** Begin RECORDS **

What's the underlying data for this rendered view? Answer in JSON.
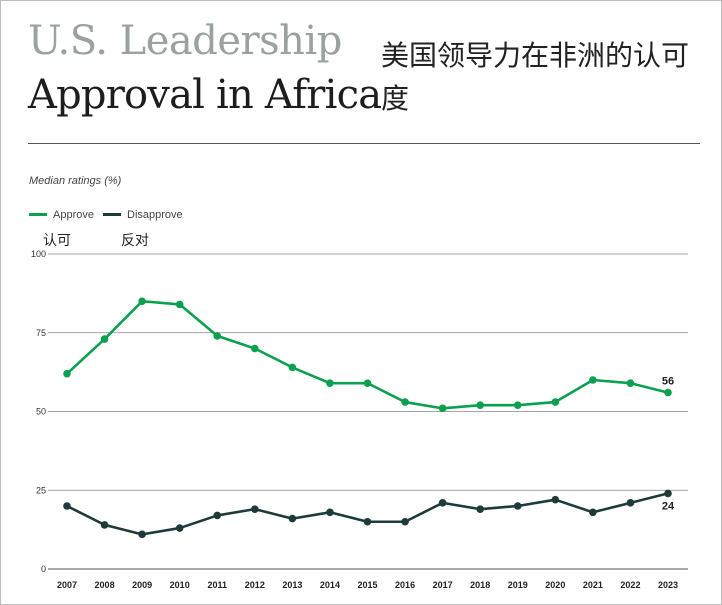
{
  "header": {
    "title_line1": "U.S. Leadership",
    "title_line2": "Approval in Africa",
    "title_cn": "美国领导力在非洲的认可度"
  },
  "colors": {
    "approve": "#0aa04f",
    "disapprove": "#1f3a3a",
    "grid": "#888888"
  },
  "chart_data": {
    "type": "line",
    "subtitle": "Median ratings (%)",
    "x": [
      "2007",
      "2008",
      "2009",
      "2010",
      "2011",
      "2012",
      "2013",
      "2014",
      "2015",
      "2016",
      "2017",
      "2018",
      "2019",
      "2020",
      "2021",
      "2022",
      "2023"
    ],
    "ylim": [
      0,
      100
    ],
    "yticks": [
      0,
      25,
      50,
      75,
      100
    ],
    "grid": true,
    "legend_position": "top-left",
    "series": [
      {
        "name": "Approve",
        "name_cn": "认可",
        "color": "#0aa04f",
        "values": [
          62,
          73,
          85,
          84,
          74,
          70,
          64,
          59,
          59,
          53,
          51,
          52,
          52,
          53,
          60,
          59,
          56
        ],
        "end_label": "56"
      },
      {
        "name": "Disapprove",
        "name_cn": "反对",
        "color": "#1f3a3a",
        "values": [
          20,
          14,
          11,
          13,
          17,
          19,
          16,
          18,
          15,
          15,
          21,
          19,
          20,
          22,
          18,
          21,
          24
        ],
        "end_label": "24"
      }
    ]
  }
}
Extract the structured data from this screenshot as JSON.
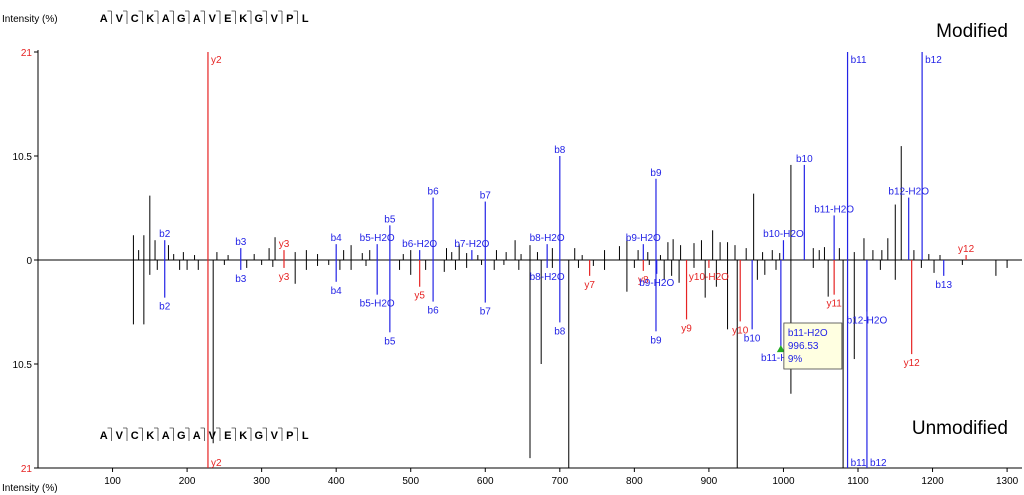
{
  "chart_data": {
    "type": "bar",
    "title_top": "Modified",
    "title_bottom": "Unmodified",
    "ylabel_top": "Intensity (%)",
    "ylabel_bottom": "Intensity (%)",
    "y_ticks_top": [
      "21",
      "10.5",
      "0"
    ],
    "y_ticks_bottom": [
      "10.5",
      "21"
    ],
    "ylim": [
      -21,
      21
    ],
    "xlim": [
      0,
      1320
    ],
    "x_ticks": [
      100,
      200,
      300,
      400,
      500,
      600,
      700,
      800,
      900,
      1000,
      1100,
      1200,
      1300
    ],
    "sequence_top": [
      "A",
      "V",
      "C",
      "K",
      "A",
      "G",
      "A",
      "V",
      "E",
      "K",
      "G",
      "V",
      "P",
      "L"
    ],
    "sequence_bottom": [
      "A",
      "V",
      "C",
      "K",
      "A",
      "G",
      "A",
      "V",
      "E",
      "K",
      "G",
      "V",
      "P",
      "L"
    ],
    "colors": {
      "b_ion": "#2323e6",
      "y_ion": "#e62323",
      "other": "#000000"
    },
    "annotated_top": [
      {
        "x": 228,
        "y": 21,
        "label": "y2",
        "ion": "y"
      },
      {
        "x": 170,
        "y": 2,
        "label": "b2",
        "ion": "b"
      },
      {
        "x": 272,
        "y": 1.2,
        "label": "b3",
        "ion": "b"
      },
      {
        "x": 330,
        "y": 1,
        "label": "y3",
        "ion": "y"
      },
      {
        "x": 400,
        "y": 1.6,
        "label": "b4",
        "ion": "b"
      },
      {
        "x": 455,
        "y": 1.6,
        "label": "b5-H2O",
        "ion": "b"
      },
      {
        "x": 472,
        "y": 3.5,
        "label": "b5",
        "ion": "b"
      },
      {
        "x": 512,
        "y": 1,
        "label": "b6-H2O",
        "ion": "b"
      },
      {
        "x": 530,
        "y": 6.3,
        "label": "b6",
        "ion": "b"
      },
      {
        "x": 582,
        "y": 1,
        "label": "b7-H2O",
        "ion": "b"
      },
      {
        "x": 600,
        "y": 5.9,
        "label": "b7",
        "ion": "b"
      },
      {
        "x": 683,
        "y": 1.6,
        "label": "b8-H2O",
        "ion": "b"
      },
      {
        "x": 700,
        "y": 10.5,
        "label": "b8",
        "ion": "b"
      },
      {
        "x": 812,
        "y": 1.6,
        "label": "b9-H2O",
        "ion": "b"
      },
      {
        "x": 829,
        "y": 8.2,
        "label": "b9",
        "ion": "b"
      },
      {
        "x": 1000,
        "y": 2,
        "label": "b10-H2O",
        "ion": "b"
      },
      {
        "x": 1028,
        "y": 9.6,
        "label": "b10",
        "ion": "b"
      },
      {
        "x": 1068,
        "y": 4.5,
        "label": "b11-H2O",
        "ion": "b"
      },
      {
        "x": 1086,
        "y": 21,
        "label": "b11",
        "ion": "b"
      },
      {
        "x": 1168,
        "y": 6.3,
        "label": "b12-H2O",
        "ion": "b"
      },
      {
        "x": 1186,
        "y": 21,
        "label": "b12",
        "ion": "b"
      },
      {
        "x": 1245,
        "y": 0.5,
        "label": "y12",
        "ion": "y"
      }
    ],
    "annotated_bottom": [
      {
        "x": 228,
        "y": 21,
        "label": "y2",
        "ion": "y"
      },
      {
        "x": 170,
        "y": 3.8,
        "label": "b2",
        "ion": "b"
      },
      {
        "x": 272,
        "y": 1,
        "label": "b3",
        "ion": "b"
      },
      {
        "x": 330,
        "y": 0.8,
        "label": "y3",
        "ion": "y"
      },
      {
        "x": 400,
        "y": 2.2,
        "label": "b4",
        "ion": "b"
      },
      {
        "x": 455,
        "y": 3.5,
        "label": "b5-H2O",
        "ion": "b"
      },
      {
        "x": 472,
        "y": 7.3,
        "label": "b5",
        "ion": "b"
      },
      {
        "x": 512,
        "y": 2.7,
        "label": "y5",
        "ion": "y"
      },
      {
        "x": 530,
        "y": 4.2,
        "label": "b6",
        "ion": "b"
      },
      {
        "x": 600,
        "y": 4.3,
        "label": "b7",
        "ion": "b"
      },
      {
        "x": 683,
        "y": 0.8,
        "label": "b8-H2O",
        "ion": "b"
      },
      {
        "x": 700,
        "y": 6.3,
        "label": "b8",
        "ion": "b"
      },
      {
        "x": 740,
        "y": 1.6,
        "label": "y7",
        "ion": "y"
      },
      {
        "x": 812,
        "y": 1.1,
        "label": "y8",
        "ion": "y"
      },
      {
        "x": 830,
        "y": 1.4,
        "label": "b9-H2O",
        "ion": "b"
      },
      {
        "x": 829,
        "y": 7.2,
        "label": "b9",
        "ion": "b"
      },
      {
        "x": 870,
        "y": 6,
        "label": "y9",
        "ion": "y"
      },
      {
        "x": 900,
        "y": 0.8,
        "label": "y10-H2O",
        "ion": "y"
      },
      {
        "x": 942,
        "y": 6.2,
        "label": "y10",
        "ion": "y"
      },
      {
        "x": 958,
        "y": 7,
        "label": "b10",
        "ion": "b"
      },
      {
        "x": 996.53,
        "y": 9,
        "label": "b11-H2O",
        "ion": "b"
      },
      {
        "x": 1068,
        "y": 3.5,
        "label": "y11",
        "ion": "y"
      },
      {
        "x": 1086,
        "y": 21,
        "label": "b11",
        "ion": "b"
      },
      {
        "x": 1112,
        "y": 5.2,
        "label": "b12-H2O",
        "ion": "b"
      },
      {
        "x": 1112,
        "y": 21,
        "label": "b12",
        "ion": "b"
      },
      {
        "x": 1172,
        "y": 9.5,
        "label": "y12",
        "ion": "y"
      },
      {
        "x": 1215,
        "y": 1.6,
        "label": "b13",
        "ion": "b"
      }
    ],
    "unannotated_top": [
      [
        128,
        2.5
      ],
      [
        135,
        1
      ],
      [
        142,
        2.5
      ],
      [
        150,
        6.5
      ],
      [
        157,
        2
      ],
      [
        175,
        1.5
      ],
      [
        182,
        0.6
      ],
      [
        195,
        0.8
      ],
      [
        210,
        0.5
      ],
      [
        240,
        0.8
      ],
      [
        255,
        0.5
      ],
      [
        290,
        0.6
      ],
      [
        310,
        1.2
      ],
      [
        318,
        2.3
      ],
      [
        345,
        0.8
      ],
      [
        360,
        1
      ],
      [
        375,
        0.6
      ],
      [
        410,
        1
      ],
      [
        420,
        1.5
      ],
      [
        435,
        0.7
      ],
      [
        445,
        1
      ],
      [
        490,
        0.6
      ],
      [
        500,
        1
      ],
      [
        548,
        1.2
      ],
      [
        555,
        0.8
      ],
      [
        565,
        1.6
      ],
      [
        575,
        0.7
      ],
      [
        590,
        0.5
      ],
      [
        615,
        1
      ],
      [
        628,
        0.8
      ],
      [
        640,
        2
      ],
      [
        648,
        0.6
      ],
      [
        660,
        1.5
      ],
      [
        670,
        0.8
      ],
      [
        690,
        1.2
      ],
      [
        720,
        1.2
      ],
      [
        730,
        0.5
      ],
      [
        760,
        1
      ],
      [
        780,
        1.4
      ],
      [
        790,
        2.3
      ],
      [
        805,
        1
      ],
      [
        818,
        0.8
      ],
      [
        835,
        0.5
      ],
      [
        845,
        1.8
      ],
      [
        852,
        2.1
      ],
      [
        862,
        1.5
      ],
      [
        880,
        1.7
      ],
      [
        890,
        2
      ],
      [
        905,
        3
      ],
      [
        915,
        1.8
      ],
      [
        925,
        1.8
      ],
      [
        935,
        1.5
      ],
      [
        950,
        1.2
      ],
      [
        960,
        6.7
      ],
      [
        972,
        0.8
      ],
      [
        985,
        1
      ],
      [
        995,
        0.7
      ],
      [
        1010,
        9.6
      ],
      [
        1040,
        1.2
      ],
      [
        1048,
        1
      ],
      [
        1055,
        1.3
      ],
      [
        1075,
        1.2
      ],
      [
        1095,
        0.8
      ],
      [
        1108,
        2.2
      ],
      [
        1120,
        1
      ],
      [
        1132,
        1
      ],
      [
        1140,
        2.2
      ],
      [
        1150,
        5.6
      ],
      [
        1158,
        11.5
      ],
      [
        1175,
        1
      ],
      [
        1195,
        0.6
      ],
      [
        1210,
        0.5
      ]
    ],
    "unannotated_bottom": [
      [
        128,
        6.5
      ],
      [
        142,
        6.5
      ],
      [
        150,
        1.5
      ],
      [
        160,
        1
      ],
      [
        190,
        1
      ],
      [
        200,
        1
      ],
      [
        215,
        1
      ],
      [
        235,
        18.5
      ],
      [
        250,
        0.5
      ],
      [
        280,
        0.8
      ],
      [
        300,
        0.5
      ],
      [
        315,
        0.7
      ],
      [
        345,
        2.4
      ],
      [
        360,
        1
      ],
      [
        375,
        0.6
      ],
      [
        390,
        0.5
      ],
      [
        405,
        1
      ],
      [
        420,
        1
      ],
      [
        440,
        0.6
      ],
      [
        485,
        1
      ],
      [
        500,
        1.5
      ],
      [
        520,
        1
      ],
      [
        545,
        1.2
      ],
      [
        560,
        1
      ],
      [
        575,
        0.8
      ],
      [
        595,
        0.5
      ],
      [
        612,
        1
      ],
      [
        625,
        0.5
      ],
      [
        645,
        1
      ],
      [
        660,
        20
      ],
      [
        675,
        10.5
      ],
      [
        690,
        0.8
      ],
      [
        712,
        23.5
      ],
      [
        725,
        0.8
      ],
      [
        745,
        0.6
      ],
      [
        760,
        1
      ],
      [
        790,
        3.2
      ],
      [
        800,
        0.8
      ],
      [
        820,
        0.5
      ],
      [
        840,
        2
      ],
      [
        850,
        1.6
      ],
      [
        860,
        2.3
      ],
      [
        880,
        0.8
      ],
      [
        895,
        3.8
      ],
      [
        910,
        2.7
      ],
      [
        925,
        7
      ],
      [
        938,
        36
      ],
      [
        965,
        2
      ],
      [
        975,
        1.5
      ],
      [
        990,
        1
      ],
      [
        1010,
        13.5
      ],
      [
        1040,
        0.8
      ],
      [
        1060,
        3.7
      ],
      [
        1080,
        42
      ],
      [
        1095,
        10
      ],
      [
        1130,
        1
      ],
      [
        1150,
        2
      ],
      [
        1185,
        0.8
      ],
      [
        1202,
        1.3
      ],
      [
        1240,
        0.5
      ],
      [
        1285,
        1.6
      ],
      [
        1300,
        0.8
      ]
    ],
    "tooltip": {
      "label": "b11-H2O",
      "mz": "996.53",
      "intensity": "9%"
    }
  }
}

** End RECORDS **

_SET TASK_:
Gather all lines from the records above in which "this" appears.

_TASK OUTPUT_:
What's the underlying data for this rendered view? Answer in JSON.
Extract the structured data from this screenshot as JSON.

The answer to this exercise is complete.